**WHAT YOU NEED TO DO**
All of the records below need to be copied exactly.

======== MATERIAL PROVIDED

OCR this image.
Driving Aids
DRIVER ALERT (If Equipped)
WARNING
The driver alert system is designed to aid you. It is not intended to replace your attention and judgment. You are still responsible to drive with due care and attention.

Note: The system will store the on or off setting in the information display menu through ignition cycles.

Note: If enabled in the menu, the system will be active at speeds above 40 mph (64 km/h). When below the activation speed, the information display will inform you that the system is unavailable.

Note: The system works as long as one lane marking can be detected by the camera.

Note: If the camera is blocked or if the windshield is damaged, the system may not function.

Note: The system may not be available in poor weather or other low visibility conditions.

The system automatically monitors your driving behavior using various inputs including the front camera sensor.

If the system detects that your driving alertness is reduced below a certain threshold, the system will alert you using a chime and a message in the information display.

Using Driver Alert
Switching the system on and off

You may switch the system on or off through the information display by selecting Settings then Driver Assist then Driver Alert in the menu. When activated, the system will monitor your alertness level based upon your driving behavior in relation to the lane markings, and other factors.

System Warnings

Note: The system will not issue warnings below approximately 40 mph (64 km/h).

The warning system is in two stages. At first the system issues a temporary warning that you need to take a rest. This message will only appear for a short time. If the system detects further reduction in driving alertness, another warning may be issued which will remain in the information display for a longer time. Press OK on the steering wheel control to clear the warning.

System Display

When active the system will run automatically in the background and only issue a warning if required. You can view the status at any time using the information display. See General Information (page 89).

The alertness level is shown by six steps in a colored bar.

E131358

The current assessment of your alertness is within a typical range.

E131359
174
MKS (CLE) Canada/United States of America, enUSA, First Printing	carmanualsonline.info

================

**COMPLETED EXERCISE**
OCR this image.
Driving Aids
DRIVER ALERT (If Equipped)
WARNING
The driver alert system is designed to aid you. It is not intended to replace your attention and judgment. You are still responsible to drive with due care and attention.

Note: The system will store the on or off setting in the information display menu through ignition cycles.

Note: If enabled in the menu, the system will be active at speeds above 40 mph (64 km/h). When below the activation speed, the information display will inform you that the system is unavailable.

Note: The system works as long as one lane marking can be detected by the camera.

Note: If the camera is blocked or if the windshield is damaged, the system may not function.

Note: The system may not be available in poor weather or other low visibility conditions.

The system automatically monitors your driving behavior using various inputs including the front camera sensor.

If the system detects that your driving alertness is reduced below a certain threshold, the system will alert you using a chime and a message in the information display.

Using Driver Alert
Switching the system on and off

You may switch the system on or off through the information display by selecting Settings then Driver Assist then Driver Alert in the menu. When activated, the system will monitor your alertness level based upon your driving behavior in relation to the lane markings, and other factors.

System Warnings

Note: The system will not issue warnings below approximately 40 mph (64 km/h).

The warning system is in two stages. At first the system issues a temporary warning that you need to take a rest. This message will only appear for a short time. If the system detects further reduction in driving alertness, another warning may be issued which will remain in the information display for a longer time. Press OK on the steering wheel control to clear the warning.

System Display

When active the system will run automatically in the background and only issue a warning if required. You can view the status at any time using the information display. See General Information (page 89).

The alertness level is shown by six steps in a colored bar.

E131358

The current assessment of your alertness is within a typical range.

E131359
174
MKS (CLE) Canada/United States of America, enUSA, First Printing	carmanualsonline.info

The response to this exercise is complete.